Start DATA SUPPLIED
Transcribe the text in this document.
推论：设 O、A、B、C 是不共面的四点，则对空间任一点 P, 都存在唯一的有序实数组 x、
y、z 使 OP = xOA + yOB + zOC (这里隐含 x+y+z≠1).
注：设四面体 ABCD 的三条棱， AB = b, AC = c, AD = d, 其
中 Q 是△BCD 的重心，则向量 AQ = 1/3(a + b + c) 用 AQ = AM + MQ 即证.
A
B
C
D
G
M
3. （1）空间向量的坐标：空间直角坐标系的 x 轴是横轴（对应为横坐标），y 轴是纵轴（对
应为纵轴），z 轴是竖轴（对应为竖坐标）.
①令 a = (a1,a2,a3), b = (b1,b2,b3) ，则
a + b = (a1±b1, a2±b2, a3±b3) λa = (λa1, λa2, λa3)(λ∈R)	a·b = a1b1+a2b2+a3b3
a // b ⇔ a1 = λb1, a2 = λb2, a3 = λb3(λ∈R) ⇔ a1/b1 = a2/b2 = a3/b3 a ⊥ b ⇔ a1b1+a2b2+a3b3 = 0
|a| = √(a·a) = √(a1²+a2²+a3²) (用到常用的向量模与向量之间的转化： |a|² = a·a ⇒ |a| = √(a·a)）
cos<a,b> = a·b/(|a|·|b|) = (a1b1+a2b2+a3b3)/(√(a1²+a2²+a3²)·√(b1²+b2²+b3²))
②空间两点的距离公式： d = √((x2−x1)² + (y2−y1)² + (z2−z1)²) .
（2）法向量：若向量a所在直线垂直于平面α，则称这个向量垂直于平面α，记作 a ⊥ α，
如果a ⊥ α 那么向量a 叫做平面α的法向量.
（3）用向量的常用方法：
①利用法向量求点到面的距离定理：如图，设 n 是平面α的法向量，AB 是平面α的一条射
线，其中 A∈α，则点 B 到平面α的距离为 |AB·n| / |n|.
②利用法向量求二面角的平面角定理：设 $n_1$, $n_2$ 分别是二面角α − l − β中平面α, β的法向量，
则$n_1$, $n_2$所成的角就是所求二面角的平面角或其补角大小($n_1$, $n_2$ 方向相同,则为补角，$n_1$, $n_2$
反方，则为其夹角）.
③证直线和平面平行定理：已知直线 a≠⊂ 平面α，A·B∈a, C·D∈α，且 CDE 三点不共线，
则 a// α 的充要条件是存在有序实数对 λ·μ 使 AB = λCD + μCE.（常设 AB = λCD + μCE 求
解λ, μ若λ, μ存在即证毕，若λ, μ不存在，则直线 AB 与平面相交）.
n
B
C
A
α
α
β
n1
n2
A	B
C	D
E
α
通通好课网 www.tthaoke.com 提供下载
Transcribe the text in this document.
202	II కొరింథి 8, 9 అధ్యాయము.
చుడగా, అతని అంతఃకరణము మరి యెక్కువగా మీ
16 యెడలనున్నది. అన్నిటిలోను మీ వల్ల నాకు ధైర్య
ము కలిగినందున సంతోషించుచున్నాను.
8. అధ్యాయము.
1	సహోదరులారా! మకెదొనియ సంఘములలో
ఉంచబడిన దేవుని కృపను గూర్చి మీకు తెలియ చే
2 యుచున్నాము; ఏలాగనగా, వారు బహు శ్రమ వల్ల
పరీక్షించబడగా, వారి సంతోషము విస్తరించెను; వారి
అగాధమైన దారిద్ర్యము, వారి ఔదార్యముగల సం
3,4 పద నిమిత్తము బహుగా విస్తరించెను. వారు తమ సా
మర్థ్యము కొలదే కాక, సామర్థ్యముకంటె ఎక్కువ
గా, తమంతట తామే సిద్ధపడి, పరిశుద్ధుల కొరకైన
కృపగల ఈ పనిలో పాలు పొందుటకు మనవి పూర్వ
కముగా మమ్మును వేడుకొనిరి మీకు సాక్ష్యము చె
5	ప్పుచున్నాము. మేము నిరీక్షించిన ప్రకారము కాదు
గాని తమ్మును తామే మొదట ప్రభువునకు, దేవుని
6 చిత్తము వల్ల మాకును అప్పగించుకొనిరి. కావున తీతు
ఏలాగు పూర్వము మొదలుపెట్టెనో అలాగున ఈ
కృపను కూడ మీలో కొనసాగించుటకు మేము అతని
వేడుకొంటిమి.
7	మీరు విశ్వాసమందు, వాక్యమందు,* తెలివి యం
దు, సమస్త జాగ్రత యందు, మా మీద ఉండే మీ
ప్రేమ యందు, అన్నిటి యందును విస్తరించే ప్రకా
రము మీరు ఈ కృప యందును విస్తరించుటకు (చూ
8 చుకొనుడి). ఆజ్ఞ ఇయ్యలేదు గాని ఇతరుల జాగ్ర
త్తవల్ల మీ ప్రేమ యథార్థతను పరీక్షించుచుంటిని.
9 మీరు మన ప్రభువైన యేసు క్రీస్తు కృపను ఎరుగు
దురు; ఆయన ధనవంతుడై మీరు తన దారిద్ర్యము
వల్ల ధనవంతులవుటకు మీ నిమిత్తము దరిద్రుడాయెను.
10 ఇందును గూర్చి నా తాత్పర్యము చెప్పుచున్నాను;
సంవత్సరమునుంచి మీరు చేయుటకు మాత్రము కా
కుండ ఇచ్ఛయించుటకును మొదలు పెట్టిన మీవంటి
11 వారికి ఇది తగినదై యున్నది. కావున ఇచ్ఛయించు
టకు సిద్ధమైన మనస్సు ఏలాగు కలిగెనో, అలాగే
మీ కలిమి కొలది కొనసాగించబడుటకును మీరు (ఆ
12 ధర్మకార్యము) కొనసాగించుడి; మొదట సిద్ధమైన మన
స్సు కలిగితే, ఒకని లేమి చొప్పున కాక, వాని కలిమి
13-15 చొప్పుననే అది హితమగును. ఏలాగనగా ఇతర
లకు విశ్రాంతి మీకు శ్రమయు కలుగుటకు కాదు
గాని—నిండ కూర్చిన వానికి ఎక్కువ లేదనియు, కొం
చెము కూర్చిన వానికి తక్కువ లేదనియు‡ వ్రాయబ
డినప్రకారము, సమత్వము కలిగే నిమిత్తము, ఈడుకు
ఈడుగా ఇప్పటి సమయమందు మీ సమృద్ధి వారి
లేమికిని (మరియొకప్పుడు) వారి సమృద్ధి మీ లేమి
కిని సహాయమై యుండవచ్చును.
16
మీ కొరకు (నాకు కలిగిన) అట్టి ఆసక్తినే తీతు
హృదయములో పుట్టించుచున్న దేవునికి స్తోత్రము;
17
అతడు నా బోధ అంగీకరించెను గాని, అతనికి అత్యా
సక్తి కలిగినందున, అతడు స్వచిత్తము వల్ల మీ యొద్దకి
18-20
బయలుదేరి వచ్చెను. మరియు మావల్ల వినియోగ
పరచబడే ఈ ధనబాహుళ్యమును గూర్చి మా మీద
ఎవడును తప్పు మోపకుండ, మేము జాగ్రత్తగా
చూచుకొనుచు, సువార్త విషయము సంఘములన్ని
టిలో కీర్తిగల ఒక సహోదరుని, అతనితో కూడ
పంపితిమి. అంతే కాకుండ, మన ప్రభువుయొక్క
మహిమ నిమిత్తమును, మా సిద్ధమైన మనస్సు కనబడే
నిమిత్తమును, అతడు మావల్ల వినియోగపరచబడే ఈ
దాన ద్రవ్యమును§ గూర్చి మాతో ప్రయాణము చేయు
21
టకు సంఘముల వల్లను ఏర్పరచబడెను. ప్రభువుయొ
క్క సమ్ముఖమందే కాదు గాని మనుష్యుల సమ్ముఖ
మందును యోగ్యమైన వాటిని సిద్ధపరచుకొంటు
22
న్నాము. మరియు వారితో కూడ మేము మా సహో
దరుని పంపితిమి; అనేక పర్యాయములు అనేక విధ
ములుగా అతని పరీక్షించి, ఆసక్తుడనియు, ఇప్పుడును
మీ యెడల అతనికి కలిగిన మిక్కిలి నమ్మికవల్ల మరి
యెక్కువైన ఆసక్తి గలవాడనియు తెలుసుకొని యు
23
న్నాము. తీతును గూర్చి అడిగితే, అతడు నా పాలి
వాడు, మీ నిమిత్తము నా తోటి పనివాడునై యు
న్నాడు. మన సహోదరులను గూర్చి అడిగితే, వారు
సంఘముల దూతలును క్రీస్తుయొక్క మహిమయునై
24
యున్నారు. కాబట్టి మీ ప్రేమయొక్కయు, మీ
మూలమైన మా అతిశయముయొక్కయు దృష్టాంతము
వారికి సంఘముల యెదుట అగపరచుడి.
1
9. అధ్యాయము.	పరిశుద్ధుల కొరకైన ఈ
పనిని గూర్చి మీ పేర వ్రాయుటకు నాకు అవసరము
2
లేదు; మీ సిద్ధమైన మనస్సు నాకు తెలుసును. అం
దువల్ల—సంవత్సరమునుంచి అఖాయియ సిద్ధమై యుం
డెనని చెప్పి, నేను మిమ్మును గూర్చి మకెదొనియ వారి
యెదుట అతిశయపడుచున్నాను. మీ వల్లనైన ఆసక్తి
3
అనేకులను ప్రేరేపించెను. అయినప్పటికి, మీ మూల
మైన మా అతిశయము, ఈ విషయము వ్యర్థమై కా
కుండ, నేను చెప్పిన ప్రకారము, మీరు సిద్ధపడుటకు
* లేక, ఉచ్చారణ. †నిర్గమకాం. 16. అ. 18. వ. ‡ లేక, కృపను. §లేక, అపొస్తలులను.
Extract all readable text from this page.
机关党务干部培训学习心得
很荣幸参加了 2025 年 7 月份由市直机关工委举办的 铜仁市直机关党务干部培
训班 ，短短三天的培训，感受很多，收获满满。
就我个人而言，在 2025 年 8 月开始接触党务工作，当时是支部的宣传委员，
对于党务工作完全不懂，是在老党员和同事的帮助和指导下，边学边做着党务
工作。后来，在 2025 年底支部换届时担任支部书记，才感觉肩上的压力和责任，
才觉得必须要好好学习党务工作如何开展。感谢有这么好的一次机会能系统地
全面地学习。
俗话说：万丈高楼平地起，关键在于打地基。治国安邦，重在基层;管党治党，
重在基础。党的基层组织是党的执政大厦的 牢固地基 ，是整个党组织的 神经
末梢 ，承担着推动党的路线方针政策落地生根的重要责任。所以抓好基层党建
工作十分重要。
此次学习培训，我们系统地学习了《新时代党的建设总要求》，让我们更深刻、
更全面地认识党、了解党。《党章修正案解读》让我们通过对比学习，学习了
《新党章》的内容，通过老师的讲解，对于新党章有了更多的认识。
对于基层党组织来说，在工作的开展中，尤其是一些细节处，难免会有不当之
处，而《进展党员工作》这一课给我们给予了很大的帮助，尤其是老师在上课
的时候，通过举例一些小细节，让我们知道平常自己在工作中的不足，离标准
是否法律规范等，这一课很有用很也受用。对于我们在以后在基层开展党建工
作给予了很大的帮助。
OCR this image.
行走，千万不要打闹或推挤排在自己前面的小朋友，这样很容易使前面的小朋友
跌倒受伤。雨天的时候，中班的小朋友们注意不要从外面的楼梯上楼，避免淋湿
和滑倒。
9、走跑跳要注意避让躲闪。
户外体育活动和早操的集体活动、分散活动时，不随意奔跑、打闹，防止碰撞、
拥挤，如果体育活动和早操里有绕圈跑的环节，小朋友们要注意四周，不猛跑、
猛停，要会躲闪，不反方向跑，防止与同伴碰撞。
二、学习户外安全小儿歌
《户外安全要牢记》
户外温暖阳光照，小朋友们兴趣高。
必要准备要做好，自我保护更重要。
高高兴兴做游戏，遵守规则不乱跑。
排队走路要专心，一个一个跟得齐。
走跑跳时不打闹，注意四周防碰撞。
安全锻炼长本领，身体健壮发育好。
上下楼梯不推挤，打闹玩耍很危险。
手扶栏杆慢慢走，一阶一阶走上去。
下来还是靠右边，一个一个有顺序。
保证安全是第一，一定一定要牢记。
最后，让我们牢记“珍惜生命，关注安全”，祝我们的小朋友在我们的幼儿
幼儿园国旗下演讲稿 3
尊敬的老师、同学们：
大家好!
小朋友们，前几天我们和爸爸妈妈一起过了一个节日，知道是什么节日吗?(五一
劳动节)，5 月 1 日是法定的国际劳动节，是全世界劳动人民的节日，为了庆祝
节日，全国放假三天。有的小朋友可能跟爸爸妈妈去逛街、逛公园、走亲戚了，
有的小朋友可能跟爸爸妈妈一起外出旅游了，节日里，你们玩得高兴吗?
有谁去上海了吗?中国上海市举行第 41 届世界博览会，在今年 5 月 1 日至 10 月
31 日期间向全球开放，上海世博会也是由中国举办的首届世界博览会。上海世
End DATA SUPPLIED
WRITTEN INSTRUCTION
From the line holding "OCR this image." through the last line above, reproduce each line exactly and add nothing.

TASK OUTPUT
OCR this image.
行走，千万不要打闹或推挤排在自己前面的小朋友，这样很容易使前面的小朋友
跌倒受伤。雨天的时候，中班的小朋友们注意不要从外面的楼梯上楼，避免淋湿
和滑倒。
9、走跑跳要注意避让躲闪。
户外体育活动和早操的集体活动、分散活动时，不随意奔跑、打闹，防止碰撞、
拥挤，如果体育活动和早操里有绕圈跑的环节，小朋友们要注意四周，不猛跑、
猛停，要会躲闪，不反方向跑，防止与同伴碰撞。
二、学习户外安全小儿歌
《户外安全要牢记》
户外温暖阳光照，小朋友们兴趣高。
必要准备要做好，自我保护更重要。
高高兴兴做游戏，遵守规则不乱跑。
排队走路要专心，一个一个跟得齐。
走跑跳时不打闹，注意四周防碰撞。
安全锻炼长本领，身体健壮发育好。
上下楼梯不推挤，打闹玩耍很危险。
手扶栏杆慢慢走，一阶一阶走上去。
下来还是靠右边，一个一个有顺序。
保证安全是第一，一定一定要牢记。
最后，让我们牢记“珍惜生命，关注安全”，祝我们的小朋友在我们的幼儿
幼儿园国旗下演讲稿 3
尊敬的老师、同学们：
大家好!
小朋友们，前几天我们和爸爸妈妈一起过了一个节日，知道是什么节日吗?(五一
劳动节)，5 月 1 日是法定的国际劳动节，是全世界劳动人民的节日，为了庆祝
节日，全国放假三天。有的小朋友可能跟爸爸妈妈去逛街、逛公园、走亲戚了，
有的小朋友可能跟爸爸妈妈一起外出旅游了，节日里，你们玩得高兴吗?
有谁去上海了吗?中国上海市举行第 41 届世界博览会，在今年 5 月 1 日至 10 月
31 日期间向全球开放，上海世博会也是由中国举办的首届世界博览会。上海世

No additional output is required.